======== Records provided ========

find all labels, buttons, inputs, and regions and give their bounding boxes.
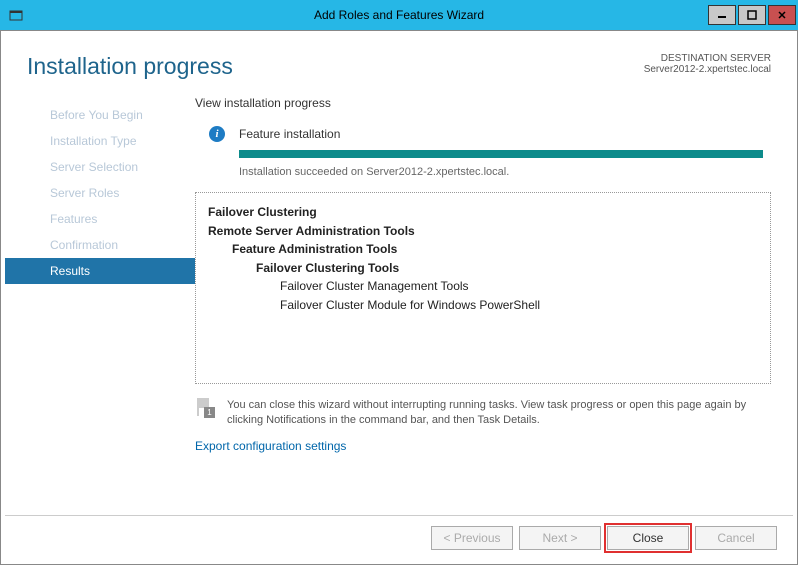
sidebar-item-results[interactable]: Results (5, 258, 195, 284)
next-button: Next > (519, 526, 601, 550)
result-message: Installation succeeded on Server2012-2.x… (239, 166, 771, 178)
feature-item: Failover Cluster Management Tools (280, 277, 758, 296)
destination-server: Server2012-2.xpertstec.local (644, 64, 771, 75)
destination-info: DESTINATION SERVER Server2012-2.xpertste… (644, 53, 771, 75)
sidebar-item-server-selection: Server Selection (5, 154, 195, 180)
status-text: Feature installation (239, 127, 340, 141)
header: Installation progress DESTINATION SERVER… (5, 35, 793, 88)
note-row: 1 You can close this wizard without inte… (195, 398, 771, 429)
destination-label: DESTINATION SERVER (644, 53, 771, 64)
app-icon (8, 7, 24, 23)
window-controls (708, 5, 798, 25)
status-row: i Feature installation (209, 126, 771, 142)
feature-item: Feature Administration Tools (232, 240, 758, 259)
sidebar-item-features: Features (5, 206, 195, 232)
export-configuration-link[interactable]: Export configuration settings (195, 439, 346, 453)
wizard-steps-sidebar: Before You Begin Installation Type Serve… (5, 88, 195, 515)
feature-item: Remote Server Administration Tools (208, 222, 758, 241)
flag-icon: 1 (195, 398, 217, 420)
window-title: Add Roles and Features Wizard (314, 8, 484, 22)
notification-count-badge: 1 (204, 407, 215, 418)
close-window-button[interactable] (768, 5, 796, 25)
note-text: You can close this wizard without interr… (227, 398, 771, 429)
previous-button: < Previous (431, 526, 513, 550)
feature-item: Failover Clustering Tools (256, 259, 758, 278)
feature-item: Failover Clustering (208, 203, 758, 222)
cancel-button: Cancel (695, 526, 777, 550)
main-panel: View installation progress i Feature ins… (195, 88, 771, 515)
maximize-button[interactable] (738, 5, 766, 25)
titlebar: Add Roles and Features Wizard (0, 0, 798, 30)
close-button[interactable]: Close (607, 526, 689, 550)
progress-bar (239, 150, 763, 158)
page-title: Installation progress (27, 53, 233, 80)
feature-item: Failover Cluster Module for Windows Powe… (280, 296, 758, 315)
wizard-frame: Installation progress DESTINATION SERVER… (0, 30, 798, 565)
sidebar-item-installation-type: Installation Type (5, 128, 195, 154)
sidebar-item-server-roles: Server Roles (5, 180, 195, 206)
sidebar-item-before-you-begin: Before You Begin (5, 102, 195, 128)
minimize-button[interactable] (708, 5, 736, 25)
installed-features-box: Failover Clustering Remote Server Admini… (195, 192, 771, 384)
footer: < Previous Next > Close Cancel (5, 515, 793, 560)
sub-heading: View installation progress (195, 96, 771, 110)
info-icon: i (209, 126, 225, 142)
sidebar-item-confirmation: Confirmation (5, 232, 195, 258)
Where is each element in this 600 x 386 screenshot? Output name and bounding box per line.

========

Rewrite the records with "feature-item" changed to "feature-entry" everywhere and every other character unchanged. Leave the pictures out.

find all labels, buttons, inputs, and regions and give their bounding boxes.
sidebar-item-results[interactable]: Results (5, 258, 195, 284)
next-button: Next > (519, 526, 601, 550)
result-message: Installation succeeded on Server2012-2.x… (239, 166, 771, 178)
feature-entry: Failover Cluster Management Tools (280, 277, 758, 296)
destination-server: Server2012-2.xpertstec.local (644, 64, 771, 75)
destination-info: DESTINATION SERVER Server2012-2.xpertste… (644, 53, 771, 75)
sidebar-item-server-selection: Server Selection (5, 154, 195, 180)
status-text: Feature installation (239, 127, 340, 141)
header: Installation progress DESTINATION SERVER… (5, 35, 793, 88)
note-row: 1 You can close this wizard without inte… (195, 398, 771, 429)
destination-label: DESTINATION SERVER (644, 53, 771, 64)
app-icon (8, 7, 24, 23)
window-controls (708, 5, 798, 25)
status-row: i Feature installation (209, 126, 771, 142)
feature-entry: Feature Administration Tools (232, 240, 758, 259)
sidebar-item-features: Features (5, 206, 195, 232)
export-configuration-link[interactable]: Export configuration settings (195, 439, 346, 453)
wizard-steps-sidebar: Before You Begin Installation Type Serve… (5, 88, 195, 515)
feature-entry: Remote Server Administration Tools (208, 222, 758, 241)
flag-icon: 1 (195, 398, 217, 420)
window-title: Add Roles and Features Wizard (314, 8, 484, 22)
notification-count-badge: 1 (204, 407, 215, 418)
close-window-button[interactable] (768, 5, 796, 25)
note-text: You can close this wizard without interr… (227, 398, 771, 429)
previous-button: < Previous (431, 526, 513, 550)
feature-entry: Failover Clustering Tools (256, 259, 758, 278)
feature-entry: Failover Clustering (208, 203, 758, 222)
cancel-button: Cancel (695, 526, 777, 550)
main-panel: View installation progress i Feature ins… (195, 88, 771, 515)
maximize-button[interactable] (738, 5, 766, 25)
titlebar: Add Roles and Features Wizard (0, 0, 798, 30)
close-button[interactable]: Close (607, 526, 689, 550)
progress-bar (239, 150, 763, 158)
page-title: Installation progress (27, 53, 233, 80)
feature-entry: Failover Cluster Module for Windows Powe… (280, 296, 758, 315)
wizard-frame: Installation progress DESTINATION SERVER… (0, 30, 798, 565)
sidebar-item-installation-type: Installation Type (5, 128, 195, 154)
sidebar-item-server-roles: Server Roles (5, 180, 195, 206)
sidebar-item-before-you-begin: Before You Begin (5, 102, 195, 128)
minimize-button[interactable] (708, 5, 736, 25)
installed-features-box: Failover Clustering Remote Server Admini… (195, 192, 771, 384)
footer: < Previous Next > Close Cancel (5, 515, 793, 560)
sub-heading: View installation progress (195, 96, 771, 110)
info-icon: i (209, 126, 225, 142)
sidebar-item-confirmation: Confirmation (5, 232, 195, 258)
Where is each element in this 600 x 386 screenshot? Output name and bounding box per line.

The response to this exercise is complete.